What to do ::
Images appear in the records below; leave them out and repeat everything else exactly.

(Source data)
* Begin *
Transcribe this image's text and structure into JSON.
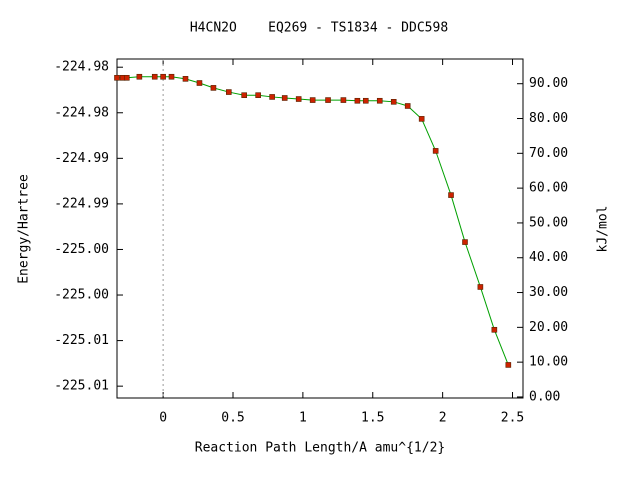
{
  "chart_data": {
    "type": "line",
    "title": "H4CN2O    EQ269 - TS1834 - DDC598",
    "x_label": "Reaction Path Length/A amu^{1/2}",
    "y_label": "Energy/Hartree",
    "y2_label": "kJ/mol",
    "x": [
      -0.33,
      -0.29,
      -0.26,
      -0.17,
      -0.06,
      0.0,
      0.06,
      0.16,
      0.26,
      0.36,
      0.47,
      0.58,
      0.68,
      0.78,
      0.87,
      0.97,
      1.07,
      1.18,
      1.29,
      1.39,
      1.45,
      1.55,
      1.65,
      1.75,
      1.85,
      1.95,
      2.06,
      2.16,
      2.27,
      2.37,
      2.47
    ],
    "series": [
      {
        "name": "Energy",
        "axis": "y2",
        "color": "#00a000",
        "marker_color": "#cc2200",
        "values": [
          91.7,
          91.7,
          91.7,
          92.0,
          92.0,
          92.0,
          92.0,
          91.4,
          90.2,
          88.8,
          87.6,
          86.7,
          86.7,
          86.2,
          85.9,
          85.6,
          85.3,
          85.3,
          85.3,
          85.1,
          85.1,
          85.1,
          84.8,
          83.6,
          79.9,
          70.7,
          58.0,
          44.5,
          31.6,
          19.3,
          9.2
        ]
      }
    ],
    "vline_x": 0,
    "xlim": [
      -0.33,
      2.575
    ],
    "xticks": [
      0,
      0.5,
      1,
      1.5,
      2,
      2.5
    ],
    "ylim": [
      -225.0138,
      -224.9766
    ],
    "yticks": [
      {
        "value": -224.9775,
        "label": "-224.98"
      },
      {
        "value": -224.9825,
        "label": "-224.98"
      },
      {
        "value": -224.9875,
        "label": "-224.99"
      },
      {
        "value": -224.9925,
        "label": "-224.99"
      },
      {
        "value": -224.9975,
        "label": "-225.00"
      },
      {
        "value": -225.0025,
        "label": "-225.00"
      },
      {
        "value": -225.0075,
        "label": "-225.01"
      },
      {
        "value": -225.0125,
        "label": "-225.01"
      }
    ],
    "y2lim": [
      -0.3,
      97.1
    ],
    "y2ticks": [
      {
        "value": 0,
        "label": "0.00"
      },
      {
        "value": 10,
        "label": "10.00"
      },
      {
        "value": 20,
        "label": "20.00"
      },
      {
        "value": 30,
        "label": "30.00"
      },
      {
        "value": 40,
        "label": "40.00"
      },
      {
        "value": 50,
        "label": "50.00"
      },
      {
        "value": 60,
        "label": "60.00"
      },
      {
        "value": 70,
        "label": "70.00"
      },
      {
        "value": 80,
        "label": "80.00"
      },
      {
        "value": 90,
        "label": "90.00"
      }
    ]
  }
}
* End *
Answer below ::
Transcribe this image's text and structure into JSON.
{
  "chart_data": {
    "type": "line",
    "title": "H4CN2O    EQ269 - TS1834 - DDC598",
    "x_label": "Reaction Path Length/A amu^{1/2}",
    "y_label": "Energy/Hartree",
    "y2_label": "kJ/mol",
    "x": [
      -0.33,
      -0.29,
      -0.26,
      -0.17,
      -0.06,
      0.0,
      0.06,
      0.16,
      0.26,
      0.36,
      0.47,
      0.58,
      0.68,
      0.78,
      0.87,
      0.97,
      1.07,
      1.18,
      1.29,
      1.39,
      1.45,
      1.55,
      1.65,
      1.75,
      1.85,
      1.95,
      2.06,
      2.16,
      2.27,
      2.37,
      2.47
    ],
    "series": [
      {
        "name": "Energy",
        "axis": "y2",
        "color": "#00a000",
        "marker_color": "#cc2200",
        "values": [
          91.7,
          91.7,
          91.7,
          92.0,
          92.0,
          92.0,
          92.0,
          91.4,
          90.2,
          88.8,
          87.6,
          86.7,
          86.7,
          86.2,
          85.9,
          85.6,
          85.3,
          85.3,
          85.3,
          85.1,
          85.1,
          85.1,
          84.8,
          83.6,
          79.9,
          70.7,
          58.0,
          44.5,
          31.6,
          19.3,
          9.2
        ]
      }
    ],
    "vline_x": 0,
    "xlim": [
      -0.33,
      2.575
    ],
    "xticks": [
      0,
      0.5,
      1,
      1.5,
      2,
      2.5
    ],
    "ylim": [
      -225.0138,
      -224.9766
    ],
    "yticks": [
      {
        "value": -224.9775,
        "label": "-224.98"
      },
      {
        "value": -224.9825,
        "label": "-224.98"
      },
      {
        "value": -224.9875,
        "label": "-224.99"
      },
      {
        "value": -224.9925,
        "label": "-224.99"
      },
      {
        "value": -224.9975,
        "label": "-225.00"
      },
      {
        "value": -225.0025,
        "label": "-225.00"
      },
      {
        "value": -225.0075,
        "label": "-225.01"
      },
      {
        "value": -225.0125,
        "label": "-225.01"
      }
    ],
    "y2lim": [
      -0.3,
      97.1
    ],
    "y2ticks": [
      {
        "value": 0,
        "label": "0.00"
      },
      {
        "value": 10,
        "label": "10.00"
      },
      {
        "value": 20,
        "label": "20.00"
      },
      {
        "value": 30,
        "label": "30.00"
      },
      {
        "value": 40,
        "label": "40.00"
      },
      {
        "value": 50,
        "label": "50.00"
      },
      {
        "value": 60,
        "label": "60.00"
      },
      {
        "value": 70,
        "label": "70.00"
      },
      {
        "value": 80,
        "label": "80.00"
      },
      {
        "value": 90,
        "label": "90.00"
      }
    ]
  }
}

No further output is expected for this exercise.